Instruction -> The material below should be written out in full and exactly; pictures stay out of the copy.
====
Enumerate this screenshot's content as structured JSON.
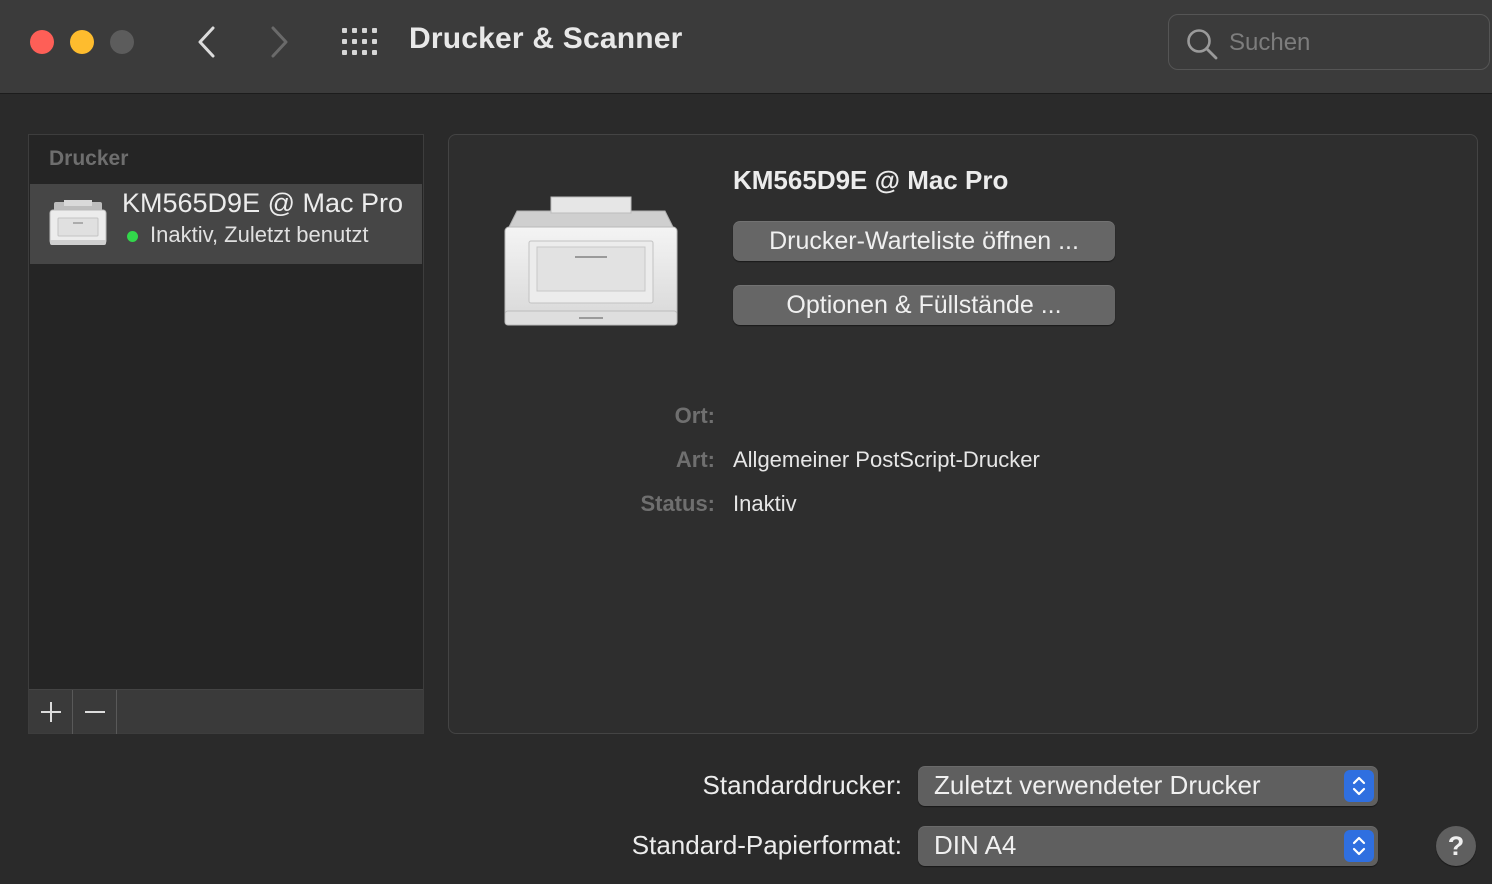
{
  "window": {
    "title": "Drucker & Scanner",
    "search_placeholder": "Suchen"
  },
  "printer_list": {
    "header": "Drucker",
    "items": [
      {
        "name": "KM565D9E @ Mac Pro",
        "status": "Inaktiv, Zuletzt benutzt",
        "status_color": "#32d74b"
      }
    ],
    "add_label": "+",
    "remove_label": "—"
  },
  "details": {
    "printer_name": "KM565D9E @ Mac Pro",
    "open_queue_button": "Drucker-Warteliste öffnen ...",
    "options_button": "Optionen & Füllstände ...",
    "location_label": "Ort:",
    "location_value": "",
    "kind_label": "Art:",
    "kind_value": "Allgemeiner PostScript-Drucker",
    "status_label": "Status:",
    "status_value": "Inaktiv"
  },
  "settings": {
    "default_printer_label": "Standarddrucker:",
    "default_printer_value": "Zuletzt verwendeter Drucker",
    "paper_size_label": "Standard-Papierformat:",
    "paper_size_value": "DIN A4",
    "help_label": "?"
  },
  "colors": {
    "accent": "#2f6fe0",
    "close": "#fe5f57",
    "minimize": "#febc2e",
    "status_active": "#32d74b"
  }
}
====
Answer in full ->
Enumerate this screenshot's content as structured JSON.
{
  "window": {
    "title": "Drucker & Scanner",
    "search_placeholder": "Suchen"
  },
  "printer_list": {
    "header": "Drucker",
    "items": [
      {
        "name": "KM565D9E @ Mac Pro",
        "status": "Inaktiv, Zuletzt benutzt",
        "status_color": "#32d74b"
      }
    ],
    "add_label": "+",
    "remove_label": "—"
  },
  "details": {
    "printer_name": "KM565D9E @ Mac Pro",
    "open_queue_button": "Drucker-Warteliste öffnen ...",
    "options_button": "Optionen & Füllstände ...",
    "location_label": "Ort:",
    "location_value": "",
    "kind_label": "Art:",
    "kind_value": "Allgemeiner PostScript-Drucker",
    "status_label": "Status:",
    "status_value": "Inaktiv"
  },
  "settings": {
    "default_printer_label": "Standarddrucker:",
    "default_printer_value": "Zuletzt verwendeter Drucker",
    "paper_size_label": "Standard-Papierformat:",
    "paper_size_value": "DIN A4",
    "help_label": "?"
  },
  "colors": {
    "accent": "#2f6fe0",
    "close": "#fe5f57",
    "minimize": "#febc2e",
    "status_active": "#32d74b"
  }
}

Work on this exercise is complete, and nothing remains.